> **Dataset**
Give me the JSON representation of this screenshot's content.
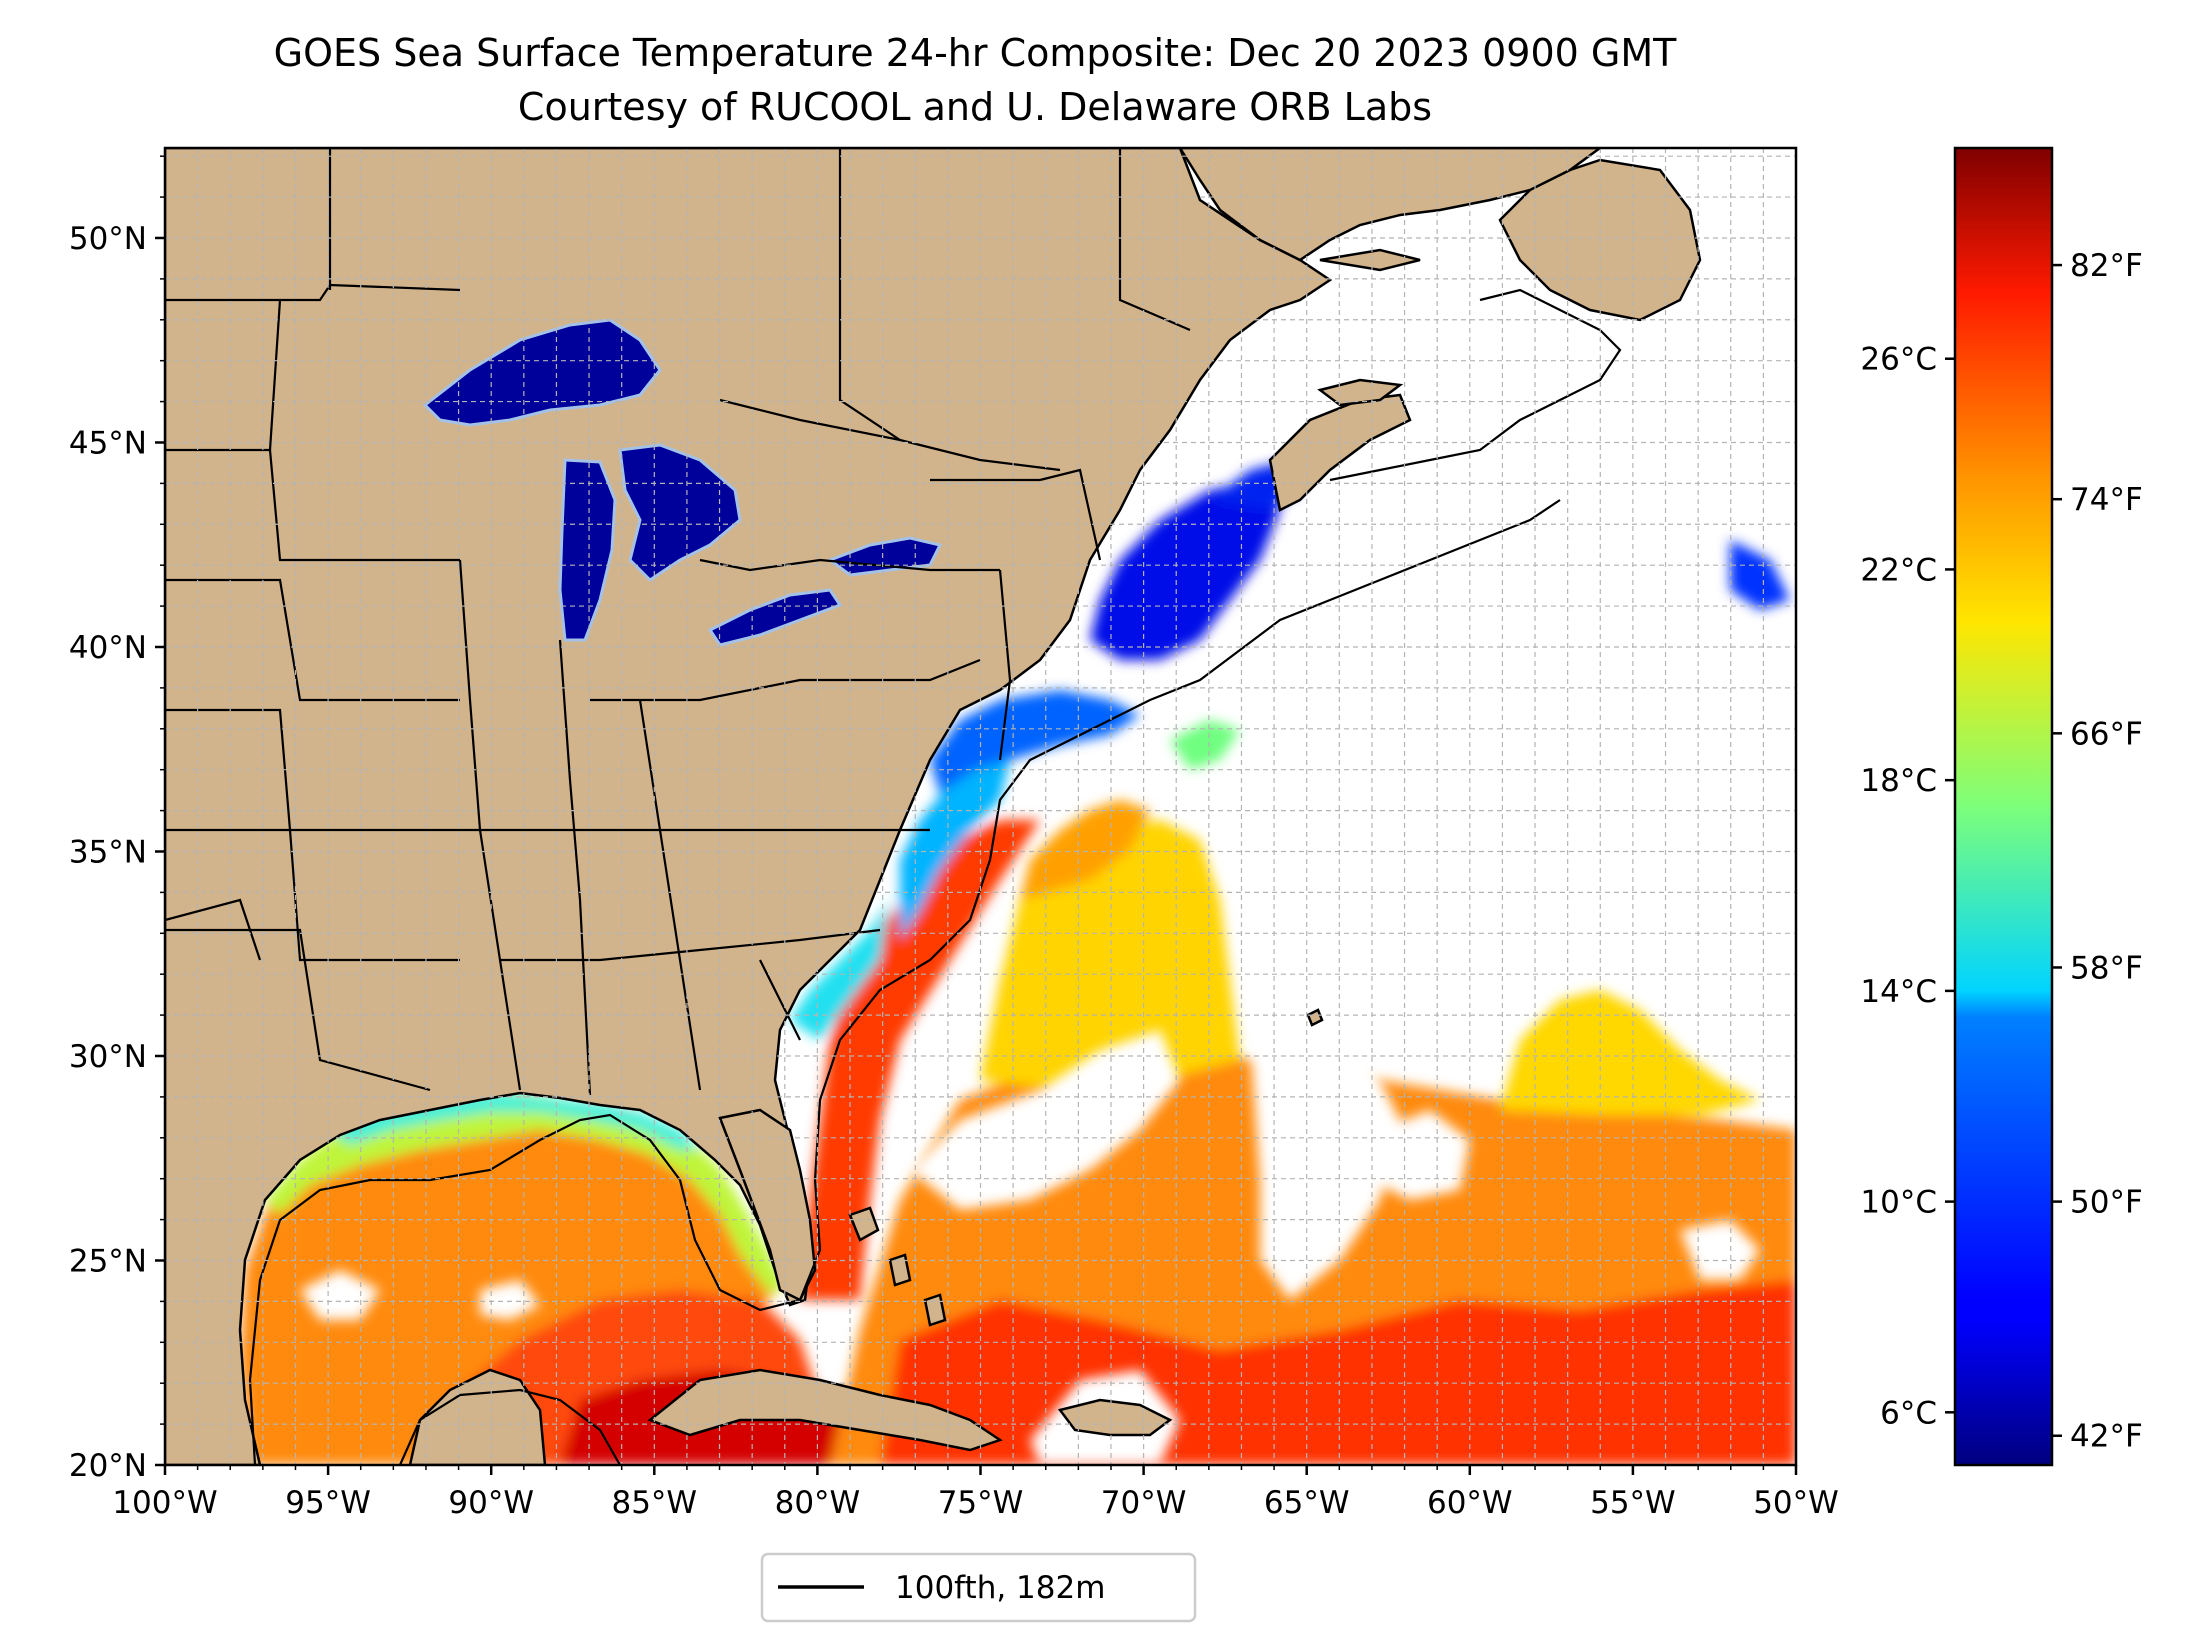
{
  "title": {
    "line1": "GOES Sea Surface Temperature 24-hr Composite: Dec 20 2023 0900 GMT",
    "line2": "Courtesy of RUCOOL and U. Delaware ORB Labs"
  },
  "map": {
    "lon_range": [
      -100,
      -50
    ],
    "lat_range": [
      20,
      52.2
    ],
    "lon_ticks": [
      {
        "value": -100,
        "label": "100°W"
      },
      {
        "value": -95,
        "label": "95°W"
      },
      {
        "value": -90,
        "label": "90°W"
      },
      {
        "value": -85,
        "label": "85°W"
      },
      {
        "value": -80,
        "label": "80°W"
      },
      {
        "value": -75,
        "label": "75°W"
      },
      {
        "value": -70,
        "label": "70°W"
      },
      {
        "value": -65,
        "label": "65°W"
      },
      {
        "value": -60,
        "label": "60°W"
      },
      {
        "value": -55,
        "label": "55°W"
      },
      {
        "value": -50,
        "label": "50°W"
      }
    ],
    "lat_ticks": [
      {
        "value": 20,
        "label": "20°N"
      },
      {
        "value": 25,
        "label": "25°N"
      },
      {
        "value": 30,
        "label": "30°N"
      },
      {
        "value": 35,
        "label": "35°N"
      },
      {
        "value": 40,
        "label": "40°N"
      },
      {
        "value": 45,
        "label": "45°N"
      },
      {
        "value": 50,
        "label": "50°N"
      }
    ],
    "grid": true,
    "colors": {
      "land": "#d2b48c",
      "ocean_no_data": "#ffffff",
      "lakes_outline": "#a4c2e8",
      "grid": "#b4b4b4"
    }
  },
  "colorbar": {
    "colormap": "jet",
    "range_c": [
      5,
      30
    ],
    "celsius_ticks": [
      {
        "value": 6,
        "label": "6°C"
      },
      {
        "value": 10,
        "label": "10°C"
      },
      {
        "value": 14,
        "label": "14°C"
      },
      {
        "value": 18,
        "label": "18°C"
      },
      {
        "value": 22,
        "label": "22°C"
      },
      {
        "value": 26,
        "label": "26°C"
      }
    ],
    "fahrenheit_ticks": [
      {
        "value": 42,
        "label": "42°F"
      },
      {
        "value": 50,
        "label": "50°F"
      },
      {
        "value": 58,
        "label": "58°F"
      },
      {
        "value": 66,
        "label": "66°F"
      },
      {
        "value": 74,
        "label": "74°F"
      },
      {
        "value": 82,
        "label": "82°F"
      }
    ]
  },
  "legend": {
    "label": "100fth, 182m",
    "line_color": "#000000"
  }
}
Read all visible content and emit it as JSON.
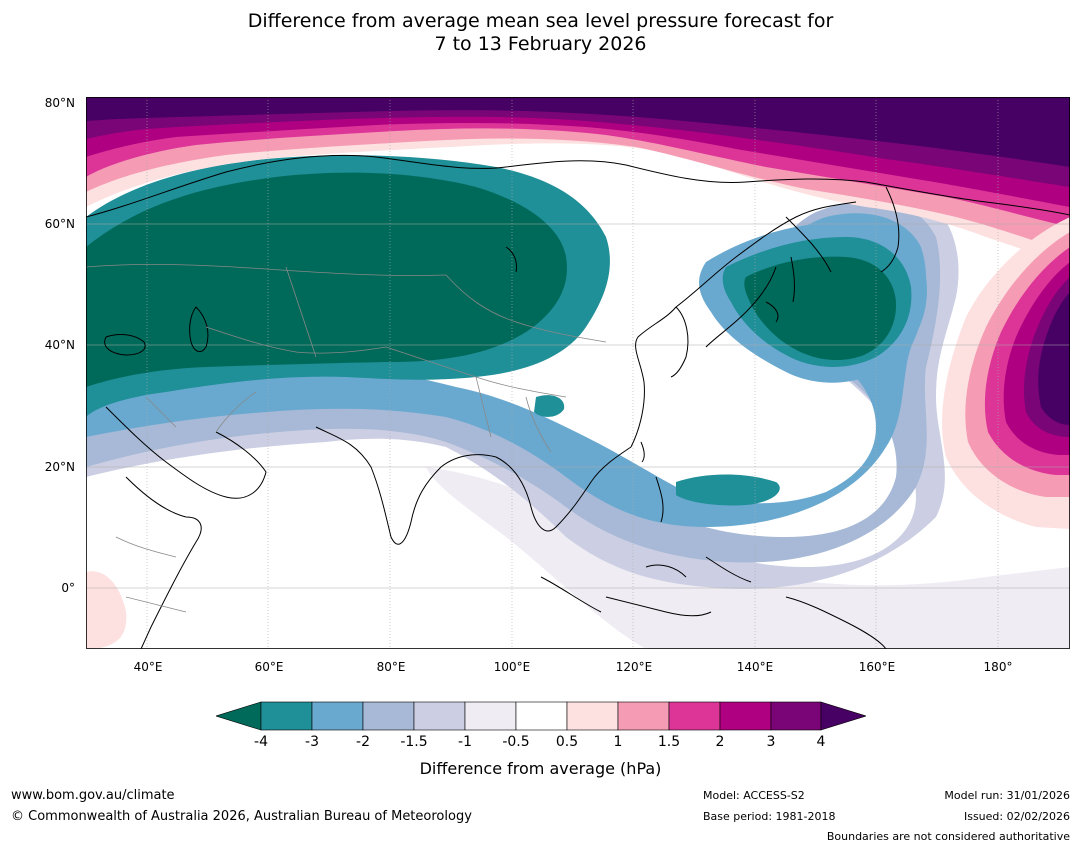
{
  "title": {
    "line1": "Difference from average mean sea level pressure forecast for",
    "line2": "7 to 13 February 2026"
  },
  "map": {
    "lat_labels": [
      "80°N",
      "60°N",
      "40°N",
      "20°N",
      "0°"
    ],
    "lon_labels": [
      "40°E",
      "60°E",
      "80°E",
      "100°E",
      "120°E",
      "140°E",
      "160°E",
      "180°"
    ],
    "colors": {
      "c_lt_m4": "#006a5a",
      "c_m4_m3": "#1f8f98",
      "c_m3_m2": "#69a9d0",
      "c_m2_m15": "#a7b9d6",
      "c_m15_m1": "#cccfe3",
      "c_m1_m05": "#efecf3",
      "c_m05_05": "#ffffff",
      "c_05_1": "#fde0e0",
      "c_1_15": "#f59cb4",
      "c_15_2": "#dc3597",
      "c_2_3": "#ae0080",
      "c_3_4": "#790577",
      "c_gt_4": "#470064",
      "land_line": "#000000",
      "border_line": "#888888",
      "grid_line": "#aaaaaa"
    }
  },
  "colorbar": {
    "labels": [
      "-4",
      "-3",
      "-2",
      "-1.5",
      "-1",
      "-0.5",
      "0.5",
      "1",
      "1.5",
      "2",
      "3",
      "4"
    ],
    "title": "Difference from average (hPa)"
  },
  "footer": {
    "url": "www.bom.gov.au/climate",
    "copyright": "© Commonwealth of Australia 2026, Australian Bureau of Meteorology",
    "model": "Model: ACCESS-S2",
    "base_period": "Base period: 1981-2018",
    "model_run": "Model run: 31/01/2026",
    "issued": "Issued: 02/02/2026",
    "boundaries": "Boundaries are not considered authoritative"
  }
}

> **Set problem**
Write out the material above again, word for word, minus its pictures.

> **Answer to the exercise**
Give me the JSON representation of this screenshot's content.
{
  "title": {
    "line1": "GOES Sea Surface Temperature 24-hr Composite: Dec 20 2023 0900 GMT",
    "line2": "Courtesy of RUCOOL and U. Delaware ORB Labs"
  },
  "map": {
    "lon_range": [
      -100,
      -50
    ],
    "lat_range": [
      20,
      52.2
    ],
    "lon_ticks": [
      {
        "value": -100,
        "label": "100°W"
      },
      {
        "value": -95,
        "label": "95°W"
      },
      {
        "value": -90,
        "label": "90°W"
      },
      {
        "value": -85,
        "label": "85°W"
      },
      {
        "value": -80,
        "label": "80°W"
      },
      {
        "value": -75,
        "label": "75°W"
      },
      {
        "value": -70,
        "label": "70°W"
      },
      {
        "value": -65,
        "label": "65°W"
      },
      {
        "value": -60,
        "label": "60°W"
      },
      {
        "value": -55,
        "label": "55°W"
      },
      {
        "value": -50,
        "label": "50°W"
      }
    ],
    "lat_ticks": [
      {
        "value": 20,
        "label": "20°N"
      },
      {
        "value": 25,
        "label": "25°N"
      },
      {
        "value": 30,
        "label": "30°N"
      },
      {
        "value": 35,
        "label": "35°N"
      },
      {
        "value": 40,
        "label": "40°N"
      },
      {
        "value": 45,
        "label": "45°N"
      },
      {
        "value": 50,
        "label": "50°N"
      }
    ],
    "grid": true,
    "colors": {
      "land": "#d2b48c",
      "ocean_no_data": "#ffffff",
      "lakes_outline": "#a4c2e8",
      "grid": "#b4b4b4"
    }
  },
  "colorbar": {
    "colormap": "jet",
    "range_c": [
      5,
      30
    ],
    "celsius_ticks": [
      {
        "value": 6,
        "label": "6°C"
      },
      {
        "value": 10,
        "label": "10°C"
      },
      {
        "value": 14,
        "label": "14°C"
      },
      {
        "value": 18,
        "label": "18°C"
      },
      {
        "value": 22,
        "label": "22°C"
      },
      {
        "value": 26,
        "label": "26°C"
      }
    ],
    "fahrenheit_ticks": [
      {
        "value": 42,
        "label": "42°F"
      },
      {
        "value": 50,
        "label": "50°F"
      },
      {
        "value": 58,
        "label": "58°F"
      },
      {
        "value": 66,
        "label": "66°F"
      },
      {
        "value": 74,
        "label": "74°F"
      },
      {
        "value": 82,
        "label": "82°F"
      }
    ]
  },
  "legend": {
    "label": "100fth, 182m",
    "line_color": "#000000"
  }
}
Read all visible content and emit it as JSON.
{
  "title": {
    "line1": "Difference from average mean sea level pressure forecast for",
    "line2": "7 to 13 February 2026"
  },
  "map": {
    "lat_labels": [
      "80°N",
      "60°N",
      "40°N",
      "20°N",
      "0°"
    ],
    "lon_labels": [
      "40°E",
      "60°E",
      "80°E",
      "100°E",
      "120°E",
      "140°E",
      "160°E",
      "180°"
    ],
    "colors": {
      "c_lt_m4": "#006a5a",
      "c_m4_m3": "#1f8f98",
      "c_m3_m2": "#69a9d0",
      "c_m2_m15": "#a7b9d6",
      "c_m15_m1": "#cccfe3",
      "c_m1_m05": "#efecf3",
      "c_m05_05": "#ffffff",
      "c_05_1": "#fde0e0",
      "c_1_15": "#f59cb4",
      "c_15_2": "#dc3597",
      "c_2_3": "#ae0080",
      "c_3_4": "#790577",
      "c_gt_4": "#470064",
      "land_line": "#000000",
      "border_line": "#888888",
      "grid_line": "#aaaaaa"
    }
  },
  "colorbar": {
    "labels": [
      "-4",
      "-3",
      "-2",
      "-1.5",
      "-1",
      "-0.5",
      "0.5",
      "1",
      "1.5",
      "2",
      "3",
      "4"
    ],
    "title": "Difference from average (hPa)"
  },
  "footer": {
    "url": "www.bom.gov.au/climate",
    "copyright": "© Commonwealth of Australia 2026, Australian Bureau of Meteorology",
    "model": "Model: ACCESS-S2",
    "base_period": "Base period: 1981-2018",
    "model_run": "Model run: 31/01/2026",
    "issued": "Issued: 02/02/2026",
    "boundaries": "Boundaries are not considered authoritative"
  }
}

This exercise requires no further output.